**DATA IN THIS EXERCISE:**

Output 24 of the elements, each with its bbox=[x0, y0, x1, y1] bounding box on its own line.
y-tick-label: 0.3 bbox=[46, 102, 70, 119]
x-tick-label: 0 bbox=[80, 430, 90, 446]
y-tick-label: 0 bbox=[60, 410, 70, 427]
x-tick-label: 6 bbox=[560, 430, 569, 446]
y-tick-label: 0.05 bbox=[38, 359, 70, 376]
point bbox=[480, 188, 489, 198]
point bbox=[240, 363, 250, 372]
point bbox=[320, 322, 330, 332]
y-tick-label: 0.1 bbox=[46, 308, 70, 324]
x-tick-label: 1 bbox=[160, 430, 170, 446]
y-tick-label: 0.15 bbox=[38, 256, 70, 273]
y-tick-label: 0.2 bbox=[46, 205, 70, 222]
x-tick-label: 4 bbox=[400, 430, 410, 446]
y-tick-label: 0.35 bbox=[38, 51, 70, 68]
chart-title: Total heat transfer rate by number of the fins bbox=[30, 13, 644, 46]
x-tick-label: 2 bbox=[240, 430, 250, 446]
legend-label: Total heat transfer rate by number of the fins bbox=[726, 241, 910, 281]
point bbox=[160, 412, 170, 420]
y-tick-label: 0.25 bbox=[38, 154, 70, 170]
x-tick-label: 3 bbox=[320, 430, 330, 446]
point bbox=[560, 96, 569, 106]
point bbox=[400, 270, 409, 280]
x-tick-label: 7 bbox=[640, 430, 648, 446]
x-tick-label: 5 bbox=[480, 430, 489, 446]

**TASK DESCRIPTION:** Copy every one of the lines above character for character.

**ANSWER TO THIS PROBLEM:**
Output 24 of the elements, each with its bbox=[x0, y0, x1, y1] bounding box on its own line.
y-tick-label: 0.3 bbox=[46, 102, 70, 119]
x-tick-label: 0 bbox=[80, 430, 90, 446]
y-tick-label: 0 bbox=[60, 410, 70, 427]
x-tick-label: 6 bbox=[560, 430, 569, 446]
y-tick-label: 0.05 bbox=[38, 359, 70, 376]
point bbox=[480, 188, 489, 198]
point bbox=[240, 363, 250, 372]
point bbox=[320, 322, 330, 332]
y-tick-label: 0.1 bbox=[46, 308, 70, 324]
x-tick-label: 1 bbox=[160, 430, 170, 446]
y-tick-label: 0.15 bbox=[38, 256, 70, 273]
y-tick-label: 0.2 bbox=[46, 205, 70, 222]
x-tick-label: 4 bbox=[400, 430, 410, 446]
y-tick-label: 0.35 bbox=[38, 51, 70, 68]
chart-title: Total heat transfer rate by number of the fins bbox=[30, 13, 644, 46]
x-tick-label: 2 bbox=[240, 430, 250, 446]
legend-label: Total heat transfer rate by number of the fins bbox=[726, 241, 910, 281]
point bbox=[160, 412, 170, 420]
y-tick-label: 0.25 bbox=[38, 154, 70, 170]
x-tick-label: 3 bbox=[320, 430, 330, 446]
point bbox=[560, 96, 569, 106]
point bbox=[400, 270, 409, 280]
x-tick-label: 7 bbox=[640, 430, 648, 446]
x-tick-label: 5 bbox=[480, 430, 489, 446]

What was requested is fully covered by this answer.